- **Exercise**: Quote all entries in full, exactly.

- **Extracted entries**:

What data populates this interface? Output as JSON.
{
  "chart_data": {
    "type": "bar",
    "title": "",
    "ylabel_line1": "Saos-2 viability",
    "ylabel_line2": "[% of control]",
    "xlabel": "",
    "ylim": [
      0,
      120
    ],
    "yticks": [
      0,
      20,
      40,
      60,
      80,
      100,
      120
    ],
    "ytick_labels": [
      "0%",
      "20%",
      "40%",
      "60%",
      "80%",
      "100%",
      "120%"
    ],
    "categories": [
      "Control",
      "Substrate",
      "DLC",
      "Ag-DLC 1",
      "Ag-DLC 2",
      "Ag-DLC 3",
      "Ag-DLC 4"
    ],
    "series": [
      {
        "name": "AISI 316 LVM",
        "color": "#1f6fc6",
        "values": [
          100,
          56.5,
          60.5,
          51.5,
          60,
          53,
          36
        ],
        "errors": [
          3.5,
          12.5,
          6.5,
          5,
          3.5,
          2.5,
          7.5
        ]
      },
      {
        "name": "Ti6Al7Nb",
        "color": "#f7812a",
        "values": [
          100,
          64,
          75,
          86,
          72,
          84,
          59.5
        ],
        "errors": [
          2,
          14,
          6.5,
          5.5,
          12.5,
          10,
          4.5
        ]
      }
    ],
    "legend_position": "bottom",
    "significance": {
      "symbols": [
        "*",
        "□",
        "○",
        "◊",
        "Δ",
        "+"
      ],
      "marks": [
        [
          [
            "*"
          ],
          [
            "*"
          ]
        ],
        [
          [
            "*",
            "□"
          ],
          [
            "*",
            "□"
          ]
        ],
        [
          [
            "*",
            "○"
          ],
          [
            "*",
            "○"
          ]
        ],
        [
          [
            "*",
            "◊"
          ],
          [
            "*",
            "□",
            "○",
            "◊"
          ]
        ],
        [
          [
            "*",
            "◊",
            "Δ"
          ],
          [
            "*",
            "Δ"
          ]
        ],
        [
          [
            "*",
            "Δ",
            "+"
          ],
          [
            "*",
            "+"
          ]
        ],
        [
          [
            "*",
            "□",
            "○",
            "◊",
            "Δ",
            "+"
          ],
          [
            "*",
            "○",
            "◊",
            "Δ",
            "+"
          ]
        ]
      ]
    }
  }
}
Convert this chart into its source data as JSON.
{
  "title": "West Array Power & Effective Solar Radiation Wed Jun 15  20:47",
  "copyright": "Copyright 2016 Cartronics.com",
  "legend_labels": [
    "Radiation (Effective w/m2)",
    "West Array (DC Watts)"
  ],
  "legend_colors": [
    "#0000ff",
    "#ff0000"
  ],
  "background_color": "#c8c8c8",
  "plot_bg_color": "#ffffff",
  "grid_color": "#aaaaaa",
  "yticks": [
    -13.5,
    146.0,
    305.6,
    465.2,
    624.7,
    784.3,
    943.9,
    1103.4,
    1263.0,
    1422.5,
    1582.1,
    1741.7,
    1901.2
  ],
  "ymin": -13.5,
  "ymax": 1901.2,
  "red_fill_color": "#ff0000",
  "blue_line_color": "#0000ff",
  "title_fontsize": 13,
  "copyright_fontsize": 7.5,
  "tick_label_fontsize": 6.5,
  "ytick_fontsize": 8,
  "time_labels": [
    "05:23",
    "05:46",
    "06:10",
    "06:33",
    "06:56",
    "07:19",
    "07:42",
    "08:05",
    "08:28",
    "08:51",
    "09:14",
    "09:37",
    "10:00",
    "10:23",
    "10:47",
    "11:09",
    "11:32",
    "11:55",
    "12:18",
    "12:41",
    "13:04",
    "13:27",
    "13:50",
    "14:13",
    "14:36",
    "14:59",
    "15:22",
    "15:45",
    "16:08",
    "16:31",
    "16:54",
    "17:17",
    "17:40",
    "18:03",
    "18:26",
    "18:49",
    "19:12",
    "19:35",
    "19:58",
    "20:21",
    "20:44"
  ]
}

- **Response to this task**:
What data populates this interface? Output as JSON.
{
  "chart_data": {
    "type": "bar",
    "title": "",
    "ylabel_line1": "Saos-2 viability",
    "ylabel_line2": "[% of control]",
    "xlabel": "",
    "ylim": [
      0,
      120
    ],
    "yticks": [
      0,
      20,
      40,
      60,
      80,
      100,
      120
    ],
    "ytick_labels": [
      "0%",
      "20%",
      "40%",
      "60%",
      "80%",
      "100%",
      "120%"
    ],
    "categories": [
      "Control",
      "Substrate",
      "DLC",
      "Ag-DLC 1",
      "Ag-DLC 2",
      "Ag-DLC 3",
      "Ag-DLC 4"
    ],
    "series": [
      {
        "name": "AISI 316 LVM",
        "color": "#1f6fc6",
        "values": [
          100,
          56.5,
          60.5,
          51.5,
          60,
          53,
          36
        ],
        "errors": [
          3.5,
          12.5,
          6.5,
          5,
          3.5,
          2.5,
          7.5
        ]
      },
      {
        "name": "Ti6Al7Nb",
        "color": "#f7812a",
        "values": [
          100,
          64,
          75,
          86,
          72,
          84,
          59.5
        ],
        "errors": [
          2,
          14,
          6.5,
          5.5,
          12.5,
          10,
          4.5
        ]
      }
    ],
    "legend_position": "bottom",
    "significance": {
      "symbols": [
        "*",
        "□",
        "○",
        "◊",
        "Δ",
        "+"
      ],
      "marks": [
        [
          [
            "*"
          ],
          [
            "*"
          ]
        ],
        [
          [
            "*",
            "□"
          ],
          [
            "*",
            "□"
          ]
        ],
        [
          [
            "*",
            "○"
          ],
          [
            "*",
            "○"
          ]
        ],
        [
          [
            "*",
            "◊"
          ],
          [
            "*",
            "□",
            "○",
            "◊"
          ]
        ],
        [
          [
            "*",
            "◊",
            "Δ"
          ],
          [
            "*",
            "Δ"
          ]
        ],
        [
          [
            "*",
            "Δ",
            "+"
          ],
          [
            "*",
            "+"
          ]
        ],
        [
          [
            "*",
            "□",
            "○",
            "◊",
            "Δ",
            "+"
          ],
          [
            "*",
            "○",
            "◊",
            "Δ",
            "+"
          ]
        ]
      ]
    }
  }
}
Convert this chart into its source data as JSON.
{
  "title": "West Array Power & Effective Solar Radiation Wed Jun 15  20:47",
  "copyright": "Copyright 2016 Cartronics.com",
  "legend_labels": [
    "Radiation (Effective w/m2)",
    "West Array (DC Watts)"
  ],
  "legend_colors": [
    "#0000ff",
    "#ff0000"
  ],
  "background_color": "#c8c8c8",
  "plot_bg_color": "#ffffff",
  "grid_color": "#aaaaaa",
  "yticks": [
    -13.5,
    146.0,
    305.6,
    465.2,
    624.7,
    784.3,
    943.9,
    1103.4,
    1263.0,
    1422.5,
    1582.1,
    1741.7,
    1901.2
  ],
  "ymin": -13.5,
  "ymax": 1901.2,
  "red_fill_color": "#ff0000",
  "blue_line_color": "#0000ff",
  "title_fontsize": 13,
  "copyright_fontsize": 7.5,
  "tick_label_fontsize": 6.5,
  "ytick_fontsize": 8,
  "time_labels": [
    "05:23",
    "05:46",
    "06:10",
    "06:33",
    "06:56",
    "07:19",
    "07:42",
    "08:05",
    "08:28",
    "08:51",
    "09:14",
    "09:37",
    "10:00",
    "10:23",
    "10:47",
    "11:09",
    "11:32",
    "11:55",
    "12:18",
    "12:41",
    "13:04",
    "13:27",
    "13:50",
    "14:13",
    "14:36",
    "14:59",
    "15:22",
    "15:45",
    "16:08",
    "16:31",
    "16:54",
    "17:17",
    "17:40",
    "18:03",
    "18:26",
    "18:49",
    "19:12",
    "19:35",
    "19:58",
    "20:21",
    "20:44"
  ]
}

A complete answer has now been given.